TASK OBJECTIVE:
Report, as a bare number, how many lines of the material below contain the word "influencia".
*** EXCERPTED DATA ***
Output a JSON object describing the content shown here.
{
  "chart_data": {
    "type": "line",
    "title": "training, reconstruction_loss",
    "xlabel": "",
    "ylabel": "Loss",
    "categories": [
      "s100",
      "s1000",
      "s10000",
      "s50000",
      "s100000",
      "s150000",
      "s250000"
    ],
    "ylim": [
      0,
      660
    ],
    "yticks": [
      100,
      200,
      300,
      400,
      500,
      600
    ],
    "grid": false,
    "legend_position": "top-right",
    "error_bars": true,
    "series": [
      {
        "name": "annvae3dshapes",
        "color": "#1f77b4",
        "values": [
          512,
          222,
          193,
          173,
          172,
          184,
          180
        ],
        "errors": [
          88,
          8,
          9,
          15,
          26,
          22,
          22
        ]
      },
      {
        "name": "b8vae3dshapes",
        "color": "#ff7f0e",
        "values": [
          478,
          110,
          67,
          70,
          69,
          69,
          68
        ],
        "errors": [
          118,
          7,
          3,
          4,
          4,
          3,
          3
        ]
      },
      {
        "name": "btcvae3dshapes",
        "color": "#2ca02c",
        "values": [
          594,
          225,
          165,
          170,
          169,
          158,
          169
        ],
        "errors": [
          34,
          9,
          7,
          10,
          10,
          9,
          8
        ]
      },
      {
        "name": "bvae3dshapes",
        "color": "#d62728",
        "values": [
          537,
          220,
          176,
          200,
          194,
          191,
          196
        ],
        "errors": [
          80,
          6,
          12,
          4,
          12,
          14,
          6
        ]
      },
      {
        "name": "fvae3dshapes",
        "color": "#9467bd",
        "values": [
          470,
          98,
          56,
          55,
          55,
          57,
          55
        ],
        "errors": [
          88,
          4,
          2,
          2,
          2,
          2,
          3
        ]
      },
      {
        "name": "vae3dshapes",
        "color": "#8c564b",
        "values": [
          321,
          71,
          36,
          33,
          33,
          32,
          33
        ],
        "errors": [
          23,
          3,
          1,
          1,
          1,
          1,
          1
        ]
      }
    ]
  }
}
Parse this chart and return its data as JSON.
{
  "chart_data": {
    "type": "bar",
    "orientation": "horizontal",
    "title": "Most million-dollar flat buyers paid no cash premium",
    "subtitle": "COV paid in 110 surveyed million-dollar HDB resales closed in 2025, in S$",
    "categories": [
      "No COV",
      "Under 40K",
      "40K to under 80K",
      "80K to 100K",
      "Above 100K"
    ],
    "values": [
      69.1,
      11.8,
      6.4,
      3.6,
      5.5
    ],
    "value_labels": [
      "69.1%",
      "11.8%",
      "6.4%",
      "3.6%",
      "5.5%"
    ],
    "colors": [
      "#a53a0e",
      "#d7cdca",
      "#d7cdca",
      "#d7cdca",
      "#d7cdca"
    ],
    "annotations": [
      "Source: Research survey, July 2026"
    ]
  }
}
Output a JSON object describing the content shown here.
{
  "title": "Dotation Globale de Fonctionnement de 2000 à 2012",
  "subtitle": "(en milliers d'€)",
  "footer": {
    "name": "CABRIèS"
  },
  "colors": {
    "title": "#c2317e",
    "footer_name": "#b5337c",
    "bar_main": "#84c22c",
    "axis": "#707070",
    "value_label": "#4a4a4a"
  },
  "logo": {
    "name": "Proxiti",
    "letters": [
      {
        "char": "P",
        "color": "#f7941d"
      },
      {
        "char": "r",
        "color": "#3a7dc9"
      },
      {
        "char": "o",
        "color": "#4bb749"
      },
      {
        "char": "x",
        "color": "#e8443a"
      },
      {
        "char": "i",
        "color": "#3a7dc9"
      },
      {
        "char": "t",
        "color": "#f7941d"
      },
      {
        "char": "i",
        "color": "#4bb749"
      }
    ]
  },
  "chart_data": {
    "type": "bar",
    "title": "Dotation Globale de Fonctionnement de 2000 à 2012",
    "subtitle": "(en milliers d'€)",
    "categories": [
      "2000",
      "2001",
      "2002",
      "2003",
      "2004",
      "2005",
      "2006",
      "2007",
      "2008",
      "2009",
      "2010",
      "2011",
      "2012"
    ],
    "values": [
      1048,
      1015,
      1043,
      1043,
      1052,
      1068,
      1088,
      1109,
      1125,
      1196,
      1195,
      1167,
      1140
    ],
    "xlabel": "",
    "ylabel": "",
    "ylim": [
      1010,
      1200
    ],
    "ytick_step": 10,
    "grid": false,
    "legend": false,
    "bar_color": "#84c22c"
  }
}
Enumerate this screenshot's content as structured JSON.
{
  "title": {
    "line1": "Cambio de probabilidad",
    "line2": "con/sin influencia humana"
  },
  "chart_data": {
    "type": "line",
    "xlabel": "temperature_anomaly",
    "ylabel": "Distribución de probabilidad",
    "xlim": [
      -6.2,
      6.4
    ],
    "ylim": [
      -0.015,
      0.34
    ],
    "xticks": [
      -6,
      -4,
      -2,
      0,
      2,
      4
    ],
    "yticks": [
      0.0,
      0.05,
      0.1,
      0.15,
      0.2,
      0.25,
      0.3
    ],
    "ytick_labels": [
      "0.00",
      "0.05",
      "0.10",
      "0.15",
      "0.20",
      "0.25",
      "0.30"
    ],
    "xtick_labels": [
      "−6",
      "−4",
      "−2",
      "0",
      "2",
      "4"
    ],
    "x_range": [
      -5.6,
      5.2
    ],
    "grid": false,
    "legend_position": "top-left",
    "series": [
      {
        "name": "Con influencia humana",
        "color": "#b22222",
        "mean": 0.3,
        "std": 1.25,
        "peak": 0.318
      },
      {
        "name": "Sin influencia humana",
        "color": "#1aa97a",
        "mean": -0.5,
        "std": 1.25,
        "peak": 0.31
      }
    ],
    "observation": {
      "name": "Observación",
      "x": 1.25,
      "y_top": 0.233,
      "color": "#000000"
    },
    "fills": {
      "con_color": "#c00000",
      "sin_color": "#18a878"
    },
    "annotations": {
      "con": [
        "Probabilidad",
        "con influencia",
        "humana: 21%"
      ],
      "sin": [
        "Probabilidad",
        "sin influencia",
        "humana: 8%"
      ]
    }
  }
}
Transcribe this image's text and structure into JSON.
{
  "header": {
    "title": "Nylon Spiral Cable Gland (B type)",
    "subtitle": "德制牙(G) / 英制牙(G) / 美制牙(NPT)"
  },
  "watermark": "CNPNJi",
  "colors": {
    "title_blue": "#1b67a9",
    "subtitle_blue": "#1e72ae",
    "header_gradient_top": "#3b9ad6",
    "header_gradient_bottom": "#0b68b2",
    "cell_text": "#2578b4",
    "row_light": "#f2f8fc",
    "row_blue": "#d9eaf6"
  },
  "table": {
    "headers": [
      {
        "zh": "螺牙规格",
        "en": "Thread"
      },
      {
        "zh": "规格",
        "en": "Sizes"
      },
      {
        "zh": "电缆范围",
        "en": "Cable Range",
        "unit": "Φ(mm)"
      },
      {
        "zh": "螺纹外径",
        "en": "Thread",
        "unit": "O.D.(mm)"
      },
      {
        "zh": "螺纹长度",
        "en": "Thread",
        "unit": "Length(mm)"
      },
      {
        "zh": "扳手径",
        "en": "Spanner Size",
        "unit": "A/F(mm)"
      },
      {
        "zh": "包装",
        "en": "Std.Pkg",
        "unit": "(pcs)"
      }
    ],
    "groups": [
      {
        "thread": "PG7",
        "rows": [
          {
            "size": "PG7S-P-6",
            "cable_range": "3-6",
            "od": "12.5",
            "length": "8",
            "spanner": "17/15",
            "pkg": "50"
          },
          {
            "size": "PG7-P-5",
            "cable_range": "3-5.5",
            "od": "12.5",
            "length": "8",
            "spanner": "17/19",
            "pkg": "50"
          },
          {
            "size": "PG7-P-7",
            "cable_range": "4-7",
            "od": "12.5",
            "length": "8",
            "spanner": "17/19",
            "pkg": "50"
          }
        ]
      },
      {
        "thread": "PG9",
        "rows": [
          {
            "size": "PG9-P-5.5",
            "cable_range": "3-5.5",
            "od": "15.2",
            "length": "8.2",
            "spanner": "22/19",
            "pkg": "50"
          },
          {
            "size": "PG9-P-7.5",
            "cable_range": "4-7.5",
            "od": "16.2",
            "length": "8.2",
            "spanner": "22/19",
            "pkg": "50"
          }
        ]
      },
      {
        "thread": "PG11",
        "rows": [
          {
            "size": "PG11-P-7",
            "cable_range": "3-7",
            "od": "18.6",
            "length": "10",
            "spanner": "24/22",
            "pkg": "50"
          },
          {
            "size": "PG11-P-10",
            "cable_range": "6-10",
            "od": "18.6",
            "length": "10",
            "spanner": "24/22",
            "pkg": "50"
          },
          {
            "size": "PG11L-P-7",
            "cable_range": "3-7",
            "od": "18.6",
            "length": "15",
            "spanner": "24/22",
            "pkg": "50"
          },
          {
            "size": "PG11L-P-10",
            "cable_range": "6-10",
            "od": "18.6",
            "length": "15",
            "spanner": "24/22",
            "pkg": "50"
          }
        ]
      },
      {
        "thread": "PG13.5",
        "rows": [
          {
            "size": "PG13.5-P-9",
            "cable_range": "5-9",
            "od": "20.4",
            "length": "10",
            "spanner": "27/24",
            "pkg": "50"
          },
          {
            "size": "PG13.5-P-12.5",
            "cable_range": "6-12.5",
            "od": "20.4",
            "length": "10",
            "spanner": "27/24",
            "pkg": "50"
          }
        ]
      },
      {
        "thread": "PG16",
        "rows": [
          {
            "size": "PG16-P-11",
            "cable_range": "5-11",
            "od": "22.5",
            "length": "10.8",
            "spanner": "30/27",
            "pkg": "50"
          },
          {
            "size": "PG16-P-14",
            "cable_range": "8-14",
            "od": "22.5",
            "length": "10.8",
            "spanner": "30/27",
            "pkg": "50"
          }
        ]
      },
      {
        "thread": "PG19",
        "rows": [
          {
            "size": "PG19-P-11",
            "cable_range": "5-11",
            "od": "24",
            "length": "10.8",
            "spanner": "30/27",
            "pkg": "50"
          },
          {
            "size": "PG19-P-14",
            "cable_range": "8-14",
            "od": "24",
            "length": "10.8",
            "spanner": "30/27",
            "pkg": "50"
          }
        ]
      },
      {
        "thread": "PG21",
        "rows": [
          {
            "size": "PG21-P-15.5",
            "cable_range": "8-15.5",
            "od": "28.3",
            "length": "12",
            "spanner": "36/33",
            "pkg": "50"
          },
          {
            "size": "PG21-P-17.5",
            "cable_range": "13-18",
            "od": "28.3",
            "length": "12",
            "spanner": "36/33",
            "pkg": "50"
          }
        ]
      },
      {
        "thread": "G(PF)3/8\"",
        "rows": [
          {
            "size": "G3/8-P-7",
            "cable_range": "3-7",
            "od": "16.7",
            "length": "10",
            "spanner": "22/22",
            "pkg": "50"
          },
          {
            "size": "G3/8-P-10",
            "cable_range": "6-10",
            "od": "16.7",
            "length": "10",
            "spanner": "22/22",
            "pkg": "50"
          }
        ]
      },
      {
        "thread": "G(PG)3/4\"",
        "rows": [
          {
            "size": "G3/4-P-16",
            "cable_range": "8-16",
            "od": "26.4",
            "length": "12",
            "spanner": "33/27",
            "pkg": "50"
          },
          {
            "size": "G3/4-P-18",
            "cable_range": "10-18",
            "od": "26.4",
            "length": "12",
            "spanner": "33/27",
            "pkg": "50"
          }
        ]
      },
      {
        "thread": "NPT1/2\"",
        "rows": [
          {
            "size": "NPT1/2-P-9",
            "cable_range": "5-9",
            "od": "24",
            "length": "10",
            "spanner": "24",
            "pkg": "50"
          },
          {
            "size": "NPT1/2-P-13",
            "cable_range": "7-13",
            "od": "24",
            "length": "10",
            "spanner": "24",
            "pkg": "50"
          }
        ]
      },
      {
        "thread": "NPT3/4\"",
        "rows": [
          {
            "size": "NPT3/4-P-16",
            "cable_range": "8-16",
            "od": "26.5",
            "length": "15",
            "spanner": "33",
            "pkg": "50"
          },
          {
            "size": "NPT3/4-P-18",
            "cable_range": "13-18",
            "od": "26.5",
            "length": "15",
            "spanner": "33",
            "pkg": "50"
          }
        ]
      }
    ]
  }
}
***
ANSWER FOR THIS EXERCISE:
5